The records |

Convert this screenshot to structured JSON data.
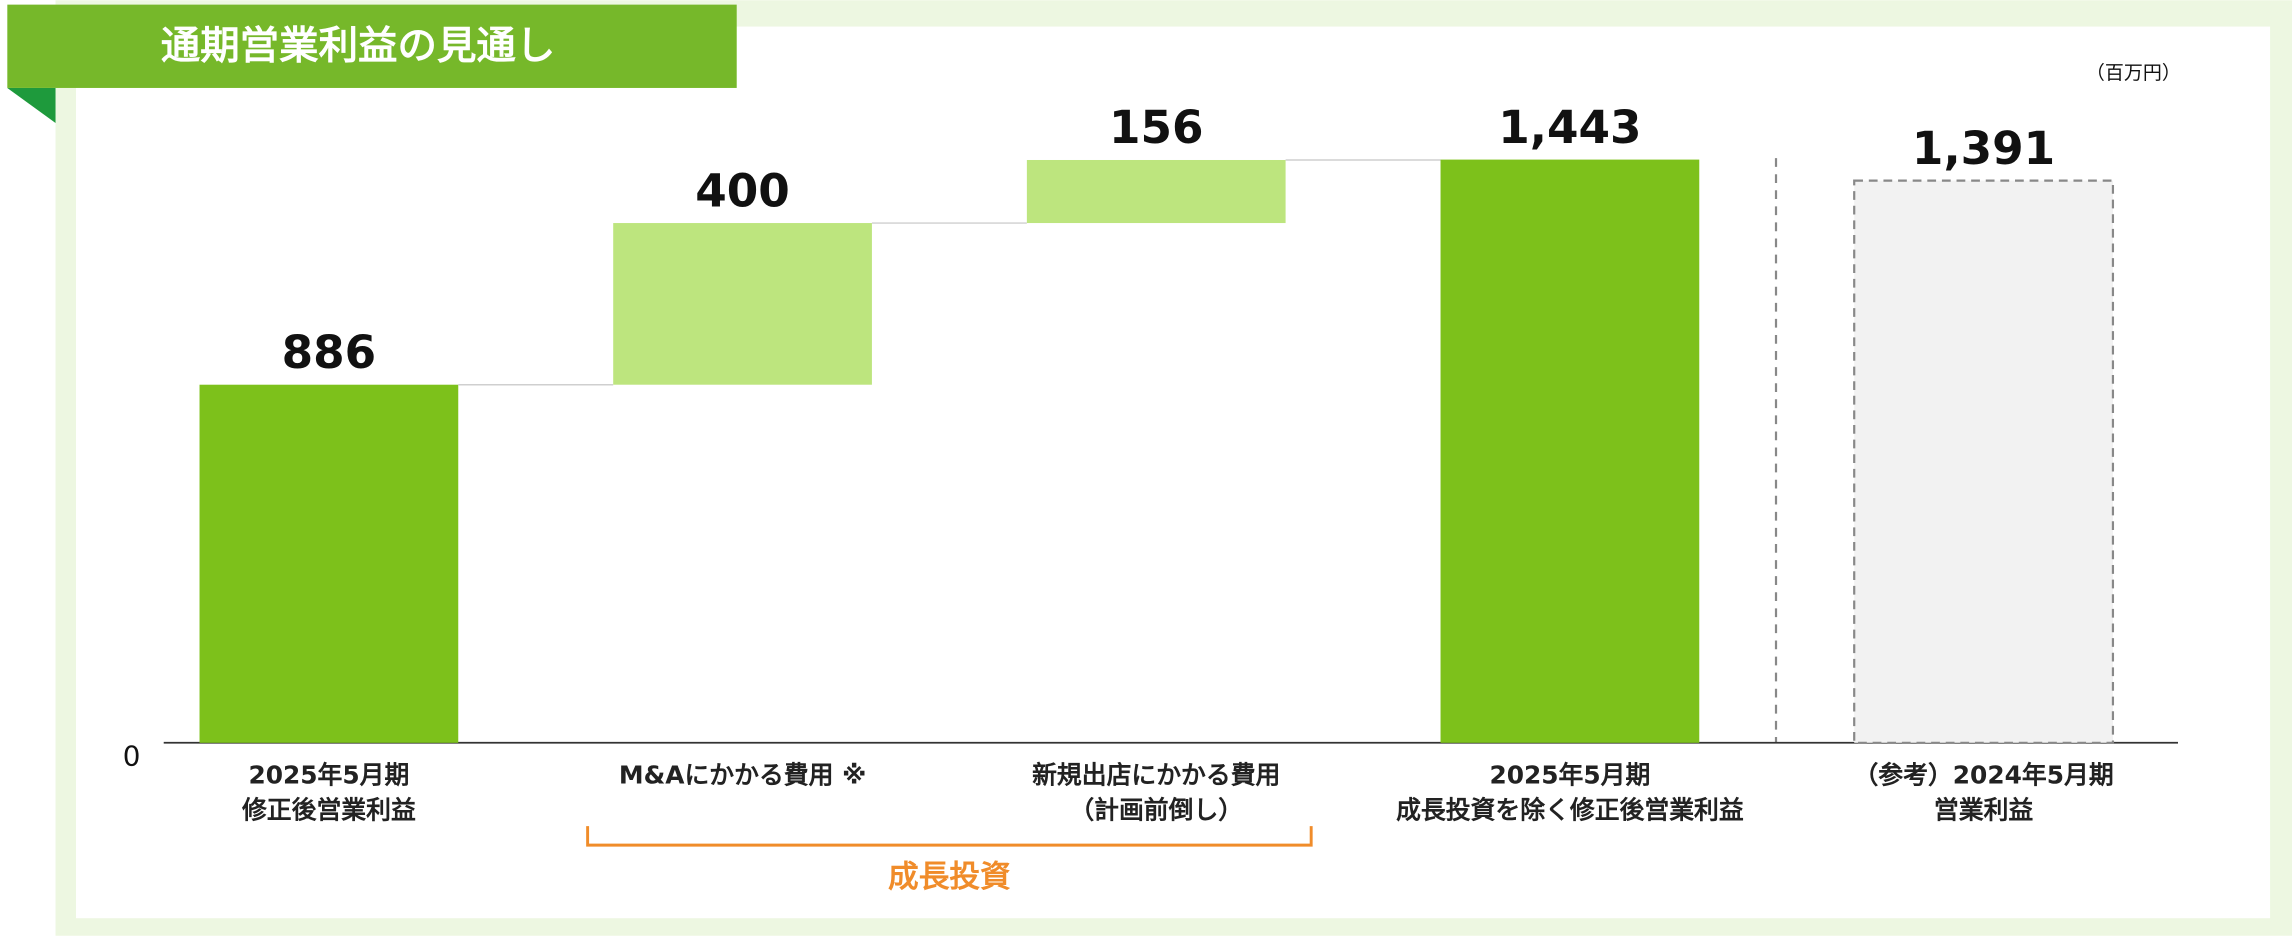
{
  "chart_data": {
    "type": "waterfall",
    "title": "通期営業利益の見通し",
    "unit_label": "（百万円）",
    "categories": [
      [
        "2025年5月期",
        "修正後営業利益"
      ],
      [
        "M&Aにかかる費用 ※"
      ],
      [
        "新規出店にかかる費用",
        "（計画前倒し）"
      ],
      [
        "2025年5月期",
        "成長投資を除く修正後営業利益"
      ],
      [
        "（参考）2024年5月期",
        "営業利益"
      ]
    ],
    "values": [
      886,
      400,
      156,
      1443,
      1391
    ],
    "value_labels": [
      "886",
      "400",
      "156",
      "1,443",
      "1,391"
    ],
    "measures": [
      "absolute",
      "relative",
      "relative",
      "total",
      "reference"
    ],
    "colors": [
      "#7dc11b",
      "#bde57e",
      "#bde57e",
      "#7dc11b",
      "#f2f2f2"
    ],
    "annotation": "成長投資",
    "annotation_color": "#f08c2a",
    "ylim": [
      0,
      1600
    ],
    "yticks": [
      0
    ]
  }
}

Problem details | Repeat the full listing above exactly, with no pictures in the copy.

Result of this exercise |
Convert this screenshot to structured JSON data.
{
  "chart_data": {
    "type": "waterfall",
    "title": "通期営業利益の見通し",
    "unit_label": "（百万円）",
    "categories": [
      [
        "2025年5月期",
        "修正後営業利益"
      ],
      [
        "M&Aにかかる費用 ※"
      ],
      [
        "新規出店にかかる費用",
        "（計画前倒し）"
      ],
      [
        "2025年5月期",
        "成長投資を除く修正後営業利益"
      ],
      [
        "（参考）2024年5月期",
        "営業利益"
      ]
    ],
    "values": [
      886,
      400,
      156,
      1443,
      1391
    ],
    "value_labels": [
      "886",
      "400",
      "156",
      "1,443",
      "1,391"
    ],
    "measures": [
      "absolute",
      "relative",
      "relative",
      "total",
      "reference"
    ],
    "colors": [
      "#7dc11b",
      "#bde57e",
      "#bde57e",
      "#7dc11b",
      "#f2f2f2"
    ],
    "annotation": "成長投資",
    "annotation_color": "#f08c2a",
    "ylim": [
      0,
      1600
    ],
    "yticks": [
      0
    ]
  }
}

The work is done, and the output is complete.